## Begin RECORDED DATA
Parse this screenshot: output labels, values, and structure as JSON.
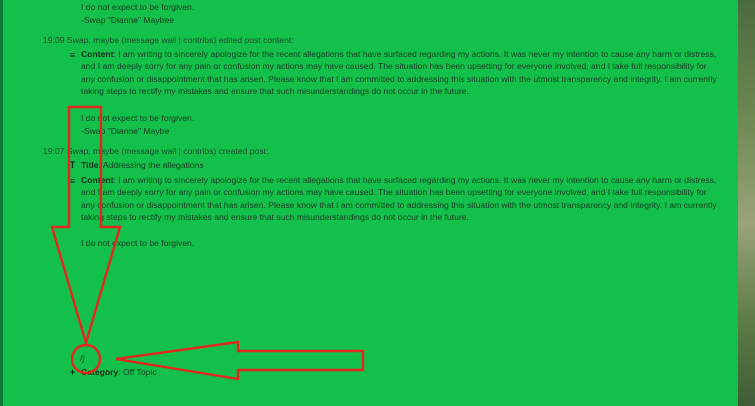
{
  "top": {
    "line1": "I do not expect to be forgiven.",
    "line2": "-Swap \"Dianne\" Maybee"
  },
  "entries": [
    {
      "time": "19:09",
      "summary": "Swap, maybe (message wall | contribs) edited post content:",
      "content_label": "Content",
      "content_text": ": I am writing to sincerely apologize for the recent allegations that have surfaced regarding my actions. It was never my intention to cause any harm or distress, and I am deeply sorry for any pain or confusion my actions may have caused. The situation has been upsetting for everyone involved, and I take full responsibility for any confusion or disappointment that has arisen. Please know that I am committed to addressing this situation with the utmost transparency and integrity. I am currently taking steps to rectify my mistakes and ensure that such misunderstandings do not occur in the future.",
      "sig1": "I do not expect to be forgiven.",
      "sig2": "-Swap \"Dianne\" Maybe"
    },
    {
      "time": "19:07",
      "summary": "Swap, maybe (message wall | contribs) created post:",
      "title_label": "Title",
      "title_text": ": Addressing the allegations",
      "content_label": "Content",
      "content_text": ": I am writing to sincerely apologize for the recent allegations that have surfaced regarding my actions. It was never my intention to cause any harm or distress, and I am deeply sorry for any pain or confusion my actions may have caused. The situation has been upsetting for everyone involved, and I take full responsibility for any confusion or disappointment that has arisen. Please know that I am committed to addressing this situation with the utmost transparency and integrity. I am currently taking steps to rectify my mistakes and ensure that such misunderstandings do not occur in the future.",
      "sig1": "I do not expect to be forgiven.",
      "circled_char": "/j",
      "category_label": "Category",
      "category_text": ": Off Topic"
    }
  ],
  "icons": {
    "content": "lines-icon",
    "title": "text-icon",
    "category": "plus-icon"
  },
  "colors": {
    "background": "#12c04b",
    "annotation": "#e3261f"
  }
}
## End RECORDED DATA
= REQUIRED TASK =
State only the count of lines above that hold the string "post".

= OUTPUT FOR THIS EXERCISE =
2